Excerpt provided:
'''
The Academy of Motion Picture Arts and Sciences and the Academy Museum of Motion Pictures are replacing “Gone with the Wind” actress Hattie McDaniel’s lost Oscar 80 years after her historic win for Best Supporting Actress.
In 1940, McDaniel took home a plaque in lieu of an Oscar statue, as was customary for supporting actors at the time. Statuettes became the standard for all winners’ categories for the ceremony in early 1944. While the whereabouts of McDaniel’s original award is currently unknown, the Academy is bestowing a new Oscar statuette in the late actress’ honor to the Howard University Chadwick A. Boseman College of Fine Arts.
McDaniel originally bequeathed her Academy Award to Howard University upon her death in 1952. The award was displayed at the university’s drama department until the late 1960s when it disappeared.
McDaniel was the first Black person to be nominated for and win an Academy Award. It took more than half a century for another Black woman to win an acting Oscar, when Whoopi Goldberg won Best Supporting Actress for “Ghost.” Halle Berry later became the first Black woman to win Best Actress for her work in “Monster’s Ball.”
“Hattie McDaniel was a groundbreaking artist who changed the course of cinema and impacted generations of performers who followed her,” Academy CEO Bill Kramer said in an official statement. “We are thrilled to present a replacement of Hattie McDaniel’s Academy Award to Howard University. This momentous occasion will celebrate Hattie McDaniel’s remarkable craft and historic win.”
Howard University will host a ceremony titled “Hattie’s Come Home” at its Ira Aldridge Theater in Washington, D.C., on October 1 to mark the homecoming of the award. The event will include opening remarks by Phylicia Rashad, Dean of the Chadwick A. Boseman College of Fine Arts at Howard University, the performance of a medley of songs from current students and faculty of the College, and an excerpt of “Boulevard of Bold Dreams,” a play by LaDarrion Williams.
Representatives of the Academy and the Academy Museum will be at the ceremony, including Jacqueline Stewart, Ph.D., Director and President of the Academy Museum, and Executive Vice President of Oscars Strategy Teni Melidonian, who will present the plaque to the university. Stewart will host a moderated conversation about McDaniel’s career with Greg Carr, Ph.D., Howard University Associate Professor of Africana Studies and Chair of the Department of Afro-American Studies; Rhea Combs, Ph.D., Director of Curatorial Affairs at the Smithsonian’s National Portrait Gallery; Kevin John Goff, filmmaker, actor and Hattie McDaniel’s great-grandnephew; Khalid Long, Ph.D., Howard University Associate Professor of Theatre Arts, author, director and dramaturg; and Rashad.
'''
Data section:
'''
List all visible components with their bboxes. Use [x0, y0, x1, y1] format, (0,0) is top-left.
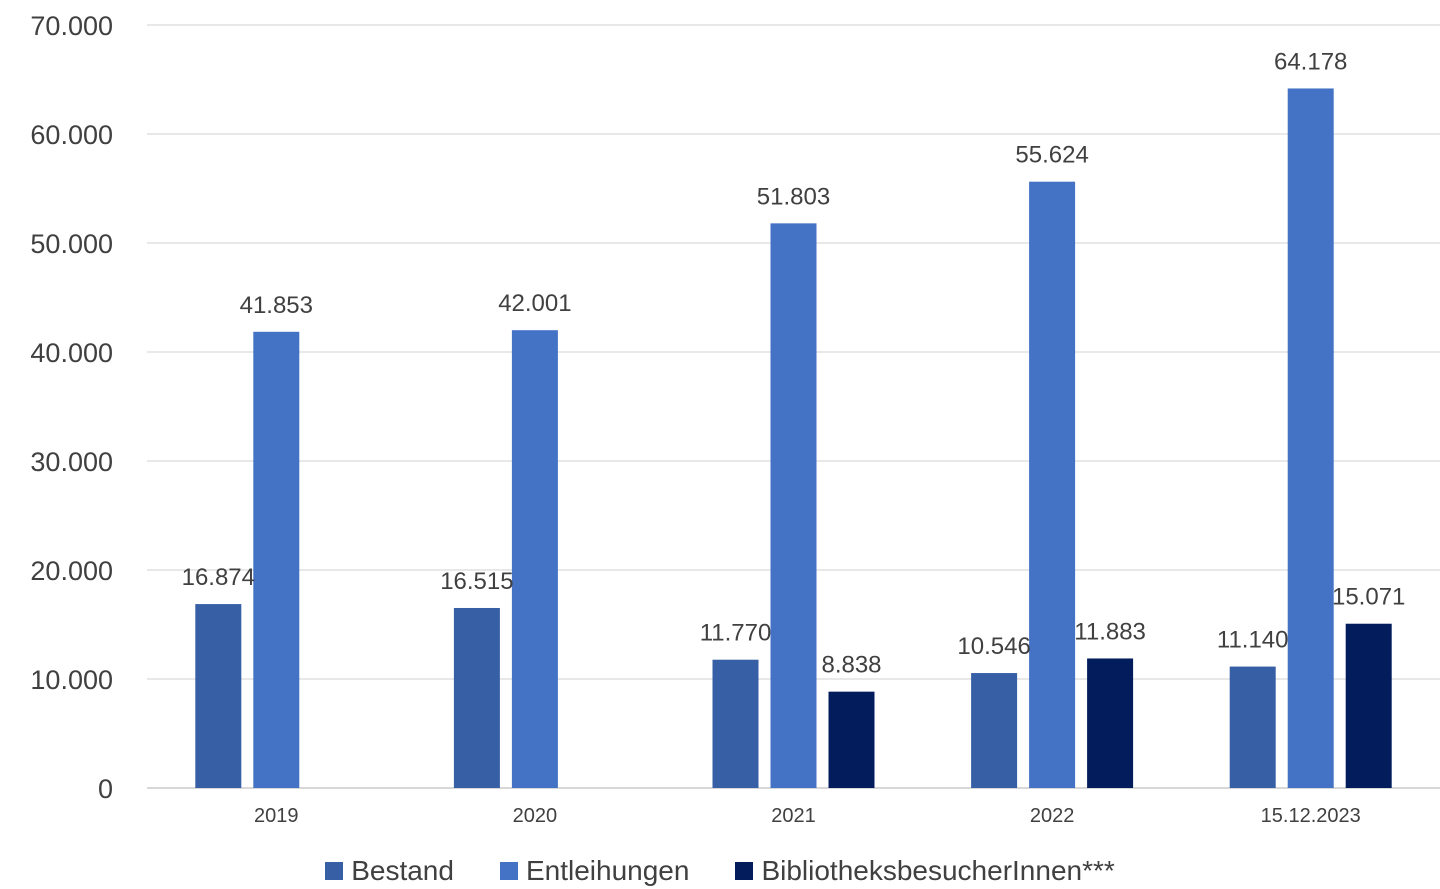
'''
Directions for this task:
In the article about Hattie McDaniel's replacement Oscar, where was her original award displayed before it went missing?

In response:
In Howard University's drama department.